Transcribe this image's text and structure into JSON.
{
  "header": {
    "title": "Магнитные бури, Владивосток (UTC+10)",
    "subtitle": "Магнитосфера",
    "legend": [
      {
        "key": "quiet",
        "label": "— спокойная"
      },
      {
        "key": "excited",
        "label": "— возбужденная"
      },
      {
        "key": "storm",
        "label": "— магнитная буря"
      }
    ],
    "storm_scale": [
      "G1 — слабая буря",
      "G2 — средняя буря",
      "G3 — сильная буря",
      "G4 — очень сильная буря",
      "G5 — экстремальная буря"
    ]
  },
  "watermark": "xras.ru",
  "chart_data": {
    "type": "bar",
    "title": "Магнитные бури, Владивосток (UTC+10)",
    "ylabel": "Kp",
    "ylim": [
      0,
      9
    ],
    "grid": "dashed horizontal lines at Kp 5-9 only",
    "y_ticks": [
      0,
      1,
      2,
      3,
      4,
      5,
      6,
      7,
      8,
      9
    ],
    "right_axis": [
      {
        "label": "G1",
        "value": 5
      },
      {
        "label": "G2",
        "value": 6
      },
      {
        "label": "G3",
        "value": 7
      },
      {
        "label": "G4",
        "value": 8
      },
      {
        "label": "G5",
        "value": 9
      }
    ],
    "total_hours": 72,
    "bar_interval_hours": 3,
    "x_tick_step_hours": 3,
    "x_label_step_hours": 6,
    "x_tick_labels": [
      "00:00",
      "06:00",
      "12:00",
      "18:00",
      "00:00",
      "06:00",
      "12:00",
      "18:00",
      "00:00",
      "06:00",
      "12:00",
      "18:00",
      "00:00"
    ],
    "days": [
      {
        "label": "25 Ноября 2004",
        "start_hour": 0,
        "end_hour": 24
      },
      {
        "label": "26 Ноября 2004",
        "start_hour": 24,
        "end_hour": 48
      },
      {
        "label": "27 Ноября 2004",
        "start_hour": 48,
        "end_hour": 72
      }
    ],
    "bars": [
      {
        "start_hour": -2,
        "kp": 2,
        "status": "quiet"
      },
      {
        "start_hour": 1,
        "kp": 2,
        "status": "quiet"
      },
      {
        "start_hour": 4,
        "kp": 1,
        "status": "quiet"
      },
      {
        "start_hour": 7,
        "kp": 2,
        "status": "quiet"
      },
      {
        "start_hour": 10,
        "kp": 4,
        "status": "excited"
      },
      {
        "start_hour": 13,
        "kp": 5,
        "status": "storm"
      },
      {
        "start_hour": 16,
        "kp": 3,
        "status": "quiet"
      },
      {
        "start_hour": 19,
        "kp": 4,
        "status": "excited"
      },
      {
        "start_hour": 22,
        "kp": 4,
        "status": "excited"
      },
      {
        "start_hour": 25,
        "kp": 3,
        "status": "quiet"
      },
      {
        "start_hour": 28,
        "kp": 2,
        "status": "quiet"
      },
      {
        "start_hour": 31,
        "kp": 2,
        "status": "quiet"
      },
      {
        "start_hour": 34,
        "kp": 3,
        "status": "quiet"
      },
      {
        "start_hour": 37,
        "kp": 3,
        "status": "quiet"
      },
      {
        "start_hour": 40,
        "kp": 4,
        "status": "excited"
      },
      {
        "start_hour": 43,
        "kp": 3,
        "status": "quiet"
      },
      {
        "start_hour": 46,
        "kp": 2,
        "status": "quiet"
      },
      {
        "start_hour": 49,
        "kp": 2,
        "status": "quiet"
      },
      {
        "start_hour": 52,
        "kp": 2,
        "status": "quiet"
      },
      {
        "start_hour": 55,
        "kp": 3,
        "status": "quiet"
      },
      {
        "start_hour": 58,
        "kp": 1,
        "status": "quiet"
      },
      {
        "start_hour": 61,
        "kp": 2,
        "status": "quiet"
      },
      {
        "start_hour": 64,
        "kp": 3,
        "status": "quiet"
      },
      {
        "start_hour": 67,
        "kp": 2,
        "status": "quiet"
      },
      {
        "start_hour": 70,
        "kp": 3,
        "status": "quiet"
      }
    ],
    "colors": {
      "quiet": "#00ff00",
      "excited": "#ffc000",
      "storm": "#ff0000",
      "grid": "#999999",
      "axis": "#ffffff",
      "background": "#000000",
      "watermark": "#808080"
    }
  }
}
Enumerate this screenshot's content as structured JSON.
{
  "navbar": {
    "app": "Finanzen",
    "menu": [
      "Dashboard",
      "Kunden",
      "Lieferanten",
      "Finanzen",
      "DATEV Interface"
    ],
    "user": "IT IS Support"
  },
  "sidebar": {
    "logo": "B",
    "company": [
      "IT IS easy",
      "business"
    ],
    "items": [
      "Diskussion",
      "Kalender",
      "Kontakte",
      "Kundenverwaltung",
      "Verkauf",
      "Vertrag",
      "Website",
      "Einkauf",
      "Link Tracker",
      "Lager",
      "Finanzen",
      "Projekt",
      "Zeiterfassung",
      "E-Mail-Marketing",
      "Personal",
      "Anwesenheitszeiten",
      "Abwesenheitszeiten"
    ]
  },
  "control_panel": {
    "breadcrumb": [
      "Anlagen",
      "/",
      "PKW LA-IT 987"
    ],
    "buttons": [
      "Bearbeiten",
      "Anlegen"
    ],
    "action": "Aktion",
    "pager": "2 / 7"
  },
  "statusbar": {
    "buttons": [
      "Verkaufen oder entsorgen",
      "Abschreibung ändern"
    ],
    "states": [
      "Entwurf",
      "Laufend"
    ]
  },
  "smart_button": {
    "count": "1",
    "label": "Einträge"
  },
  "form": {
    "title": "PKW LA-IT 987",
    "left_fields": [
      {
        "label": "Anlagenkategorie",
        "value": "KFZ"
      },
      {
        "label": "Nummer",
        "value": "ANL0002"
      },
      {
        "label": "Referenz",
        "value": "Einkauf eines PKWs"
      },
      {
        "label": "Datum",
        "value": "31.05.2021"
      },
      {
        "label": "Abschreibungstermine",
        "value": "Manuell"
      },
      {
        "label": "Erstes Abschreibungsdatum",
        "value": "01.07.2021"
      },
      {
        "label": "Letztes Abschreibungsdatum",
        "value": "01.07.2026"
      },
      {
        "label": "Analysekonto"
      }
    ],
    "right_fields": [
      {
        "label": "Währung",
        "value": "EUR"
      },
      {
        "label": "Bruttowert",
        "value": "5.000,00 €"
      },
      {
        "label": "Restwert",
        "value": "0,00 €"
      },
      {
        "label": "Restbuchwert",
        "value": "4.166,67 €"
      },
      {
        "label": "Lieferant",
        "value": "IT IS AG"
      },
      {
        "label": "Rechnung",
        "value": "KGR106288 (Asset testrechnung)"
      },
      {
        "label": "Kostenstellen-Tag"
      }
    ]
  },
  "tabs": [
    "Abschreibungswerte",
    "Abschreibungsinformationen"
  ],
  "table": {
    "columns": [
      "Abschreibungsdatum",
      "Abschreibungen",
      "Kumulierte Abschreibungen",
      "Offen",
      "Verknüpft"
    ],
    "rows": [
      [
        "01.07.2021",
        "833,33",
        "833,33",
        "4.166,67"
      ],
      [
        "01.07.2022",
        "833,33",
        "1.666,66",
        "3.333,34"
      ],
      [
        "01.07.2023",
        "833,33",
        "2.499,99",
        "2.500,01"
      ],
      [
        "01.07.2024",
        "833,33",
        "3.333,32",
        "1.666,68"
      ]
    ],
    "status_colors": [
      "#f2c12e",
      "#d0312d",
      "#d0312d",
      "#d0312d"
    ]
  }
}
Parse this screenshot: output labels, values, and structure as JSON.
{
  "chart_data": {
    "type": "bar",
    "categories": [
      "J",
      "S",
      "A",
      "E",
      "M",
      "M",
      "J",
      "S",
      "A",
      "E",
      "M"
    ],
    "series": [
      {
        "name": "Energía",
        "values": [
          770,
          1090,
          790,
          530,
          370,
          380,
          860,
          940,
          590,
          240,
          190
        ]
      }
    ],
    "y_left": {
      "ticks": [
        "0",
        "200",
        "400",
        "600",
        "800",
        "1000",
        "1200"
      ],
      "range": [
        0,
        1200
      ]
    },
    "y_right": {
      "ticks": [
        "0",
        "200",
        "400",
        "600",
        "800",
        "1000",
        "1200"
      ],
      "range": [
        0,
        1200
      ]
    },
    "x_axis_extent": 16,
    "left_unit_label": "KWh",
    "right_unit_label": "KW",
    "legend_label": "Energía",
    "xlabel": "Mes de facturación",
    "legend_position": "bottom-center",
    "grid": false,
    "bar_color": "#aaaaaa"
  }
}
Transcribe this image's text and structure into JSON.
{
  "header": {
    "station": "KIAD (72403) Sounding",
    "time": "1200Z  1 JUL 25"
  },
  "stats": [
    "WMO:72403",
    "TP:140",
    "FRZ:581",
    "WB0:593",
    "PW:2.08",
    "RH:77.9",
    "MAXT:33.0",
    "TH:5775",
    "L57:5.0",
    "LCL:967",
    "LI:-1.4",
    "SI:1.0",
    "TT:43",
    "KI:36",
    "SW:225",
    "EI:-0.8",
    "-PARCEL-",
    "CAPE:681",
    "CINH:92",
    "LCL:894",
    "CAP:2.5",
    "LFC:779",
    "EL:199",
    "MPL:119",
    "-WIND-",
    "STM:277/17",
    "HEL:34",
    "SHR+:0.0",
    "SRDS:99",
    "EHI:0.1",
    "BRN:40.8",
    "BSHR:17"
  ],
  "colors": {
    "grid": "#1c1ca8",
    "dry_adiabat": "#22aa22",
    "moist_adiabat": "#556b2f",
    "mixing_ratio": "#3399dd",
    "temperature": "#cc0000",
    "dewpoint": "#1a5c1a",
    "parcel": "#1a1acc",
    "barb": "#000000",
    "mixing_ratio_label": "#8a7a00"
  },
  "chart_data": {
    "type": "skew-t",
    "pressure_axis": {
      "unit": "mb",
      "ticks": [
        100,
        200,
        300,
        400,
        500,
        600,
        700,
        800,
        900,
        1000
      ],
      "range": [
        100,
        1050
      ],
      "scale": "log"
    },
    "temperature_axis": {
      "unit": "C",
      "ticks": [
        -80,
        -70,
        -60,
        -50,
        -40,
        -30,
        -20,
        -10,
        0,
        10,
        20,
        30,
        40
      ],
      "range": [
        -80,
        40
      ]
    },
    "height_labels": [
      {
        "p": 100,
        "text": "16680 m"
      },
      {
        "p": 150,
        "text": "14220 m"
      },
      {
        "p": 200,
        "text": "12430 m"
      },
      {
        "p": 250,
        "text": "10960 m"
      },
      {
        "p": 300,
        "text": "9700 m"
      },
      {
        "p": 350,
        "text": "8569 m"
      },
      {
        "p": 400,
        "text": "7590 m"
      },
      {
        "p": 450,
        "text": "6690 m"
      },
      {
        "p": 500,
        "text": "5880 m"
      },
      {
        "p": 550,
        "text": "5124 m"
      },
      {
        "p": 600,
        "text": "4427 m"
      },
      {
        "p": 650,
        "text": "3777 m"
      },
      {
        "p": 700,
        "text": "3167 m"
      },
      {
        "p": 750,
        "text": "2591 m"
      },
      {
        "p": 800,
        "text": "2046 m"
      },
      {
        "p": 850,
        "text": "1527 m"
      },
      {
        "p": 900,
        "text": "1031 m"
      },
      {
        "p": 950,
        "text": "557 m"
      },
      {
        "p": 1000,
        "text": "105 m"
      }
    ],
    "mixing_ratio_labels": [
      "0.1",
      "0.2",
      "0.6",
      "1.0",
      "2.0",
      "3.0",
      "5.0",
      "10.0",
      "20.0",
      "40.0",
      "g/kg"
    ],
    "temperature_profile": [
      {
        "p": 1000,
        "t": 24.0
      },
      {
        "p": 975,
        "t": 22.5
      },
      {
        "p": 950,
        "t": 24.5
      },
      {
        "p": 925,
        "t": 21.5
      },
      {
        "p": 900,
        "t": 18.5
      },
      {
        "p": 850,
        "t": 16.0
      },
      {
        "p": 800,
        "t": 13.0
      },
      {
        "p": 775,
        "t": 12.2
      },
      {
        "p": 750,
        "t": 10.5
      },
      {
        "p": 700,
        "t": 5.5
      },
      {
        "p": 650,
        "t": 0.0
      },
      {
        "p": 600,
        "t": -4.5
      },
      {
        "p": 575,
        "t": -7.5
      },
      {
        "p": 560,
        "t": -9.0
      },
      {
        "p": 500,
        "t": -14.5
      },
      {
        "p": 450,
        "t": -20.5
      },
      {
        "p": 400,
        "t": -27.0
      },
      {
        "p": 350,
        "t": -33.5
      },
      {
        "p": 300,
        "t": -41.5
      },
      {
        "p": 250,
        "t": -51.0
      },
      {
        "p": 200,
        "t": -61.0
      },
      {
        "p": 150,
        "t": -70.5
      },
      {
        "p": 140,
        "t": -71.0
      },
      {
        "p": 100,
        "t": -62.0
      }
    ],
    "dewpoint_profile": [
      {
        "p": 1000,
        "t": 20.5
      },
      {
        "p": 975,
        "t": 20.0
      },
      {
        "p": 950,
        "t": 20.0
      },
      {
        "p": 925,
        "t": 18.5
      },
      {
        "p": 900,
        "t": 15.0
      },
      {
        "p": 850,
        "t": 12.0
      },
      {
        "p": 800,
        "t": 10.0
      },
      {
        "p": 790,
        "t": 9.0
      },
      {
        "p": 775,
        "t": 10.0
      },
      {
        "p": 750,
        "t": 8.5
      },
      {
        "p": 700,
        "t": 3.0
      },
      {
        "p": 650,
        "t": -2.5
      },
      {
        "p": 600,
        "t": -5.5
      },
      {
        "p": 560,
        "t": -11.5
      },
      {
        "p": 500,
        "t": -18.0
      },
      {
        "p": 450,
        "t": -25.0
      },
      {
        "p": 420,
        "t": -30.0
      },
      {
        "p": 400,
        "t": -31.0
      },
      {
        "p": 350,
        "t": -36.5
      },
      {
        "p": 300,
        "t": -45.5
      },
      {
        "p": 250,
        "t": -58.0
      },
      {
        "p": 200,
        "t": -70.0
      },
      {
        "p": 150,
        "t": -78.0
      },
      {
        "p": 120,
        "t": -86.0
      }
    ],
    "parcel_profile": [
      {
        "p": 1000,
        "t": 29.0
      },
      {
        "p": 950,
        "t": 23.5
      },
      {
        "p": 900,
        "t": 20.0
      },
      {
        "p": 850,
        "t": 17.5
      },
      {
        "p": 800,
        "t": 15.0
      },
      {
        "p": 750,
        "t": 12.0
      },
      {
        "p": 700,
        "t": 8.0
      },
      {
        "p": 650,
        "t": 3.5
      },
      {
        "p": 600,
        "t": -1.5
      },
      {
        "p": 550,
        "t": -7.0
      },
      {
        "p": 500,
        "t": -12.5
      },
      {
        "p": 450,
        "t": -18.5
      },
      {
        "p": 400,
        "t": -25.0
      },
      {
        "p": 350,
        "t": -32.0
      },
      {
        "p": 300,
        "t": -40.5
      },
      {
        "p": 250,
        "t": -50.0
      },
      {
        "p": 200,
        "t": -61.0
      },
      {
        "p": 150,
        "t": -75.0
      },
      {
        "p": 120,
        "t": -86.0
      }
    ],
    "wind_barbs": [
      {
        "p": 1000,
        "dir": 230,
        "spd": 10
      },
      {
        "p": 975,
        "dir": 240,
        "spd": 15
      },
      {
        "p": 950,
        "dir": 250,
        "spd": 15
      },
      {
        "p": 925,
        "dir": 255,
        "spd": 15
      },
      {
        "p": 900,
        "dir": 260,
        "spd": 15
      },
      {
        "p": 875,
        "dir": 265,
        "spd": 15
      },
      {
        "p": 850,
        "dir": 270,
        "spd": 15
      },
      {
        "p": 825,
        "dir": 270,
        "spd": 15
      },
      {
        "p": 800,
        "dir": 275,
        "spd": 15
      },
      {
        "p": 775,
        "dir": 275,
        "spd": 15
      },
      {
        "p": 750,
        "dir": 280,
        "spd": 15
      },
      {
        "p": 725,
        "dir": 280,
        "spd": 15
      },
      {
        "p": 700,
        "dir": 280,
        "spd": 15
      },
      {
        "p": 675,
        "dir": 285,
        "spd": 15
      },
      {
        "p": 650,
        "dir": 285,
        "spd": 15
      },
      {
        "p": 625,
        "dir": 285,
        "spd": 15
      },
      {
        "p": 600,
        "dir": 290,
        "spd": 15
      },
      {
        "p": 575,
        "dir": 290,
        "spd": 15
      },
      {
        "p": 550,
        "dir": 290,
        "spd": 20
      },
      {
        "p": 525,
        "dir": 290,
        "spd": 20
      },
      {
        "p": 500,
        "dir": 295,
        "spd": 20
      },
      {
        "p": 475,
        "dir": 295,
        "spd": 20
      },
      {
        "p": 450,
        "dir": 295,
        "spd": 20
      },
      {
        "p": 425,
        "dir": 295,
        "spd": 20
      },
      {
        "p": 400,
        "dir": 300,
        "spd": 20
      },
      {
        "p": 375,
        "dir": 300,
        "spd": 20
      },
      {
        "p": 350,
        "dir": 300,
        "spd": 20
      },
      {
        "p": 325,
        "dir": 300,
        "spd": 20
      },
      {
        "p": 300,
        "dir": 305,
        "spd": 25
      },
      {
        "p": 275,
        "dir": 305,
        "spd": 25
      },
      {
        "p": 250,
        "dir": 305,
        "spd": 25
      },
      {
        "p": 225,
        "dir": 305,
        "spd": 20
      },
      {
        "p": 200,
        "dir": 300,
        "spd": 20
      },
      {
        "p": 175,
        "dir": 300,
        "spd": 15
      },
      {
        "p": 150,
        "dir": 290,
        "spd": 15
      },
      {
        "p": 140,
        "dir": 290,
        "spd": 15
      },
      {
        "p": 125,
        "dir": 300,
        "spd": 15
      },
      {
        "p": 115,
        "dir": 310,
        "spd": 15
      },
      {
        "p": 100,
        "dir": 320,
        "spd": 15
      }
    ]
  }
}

• • •

Given instruction: Please list every line of the records that contains "screenshot".

Exercise response:
Enumerate this screenshot's content as structured JSON.
Parse this screenshot: output labels, values, and structure as JSON.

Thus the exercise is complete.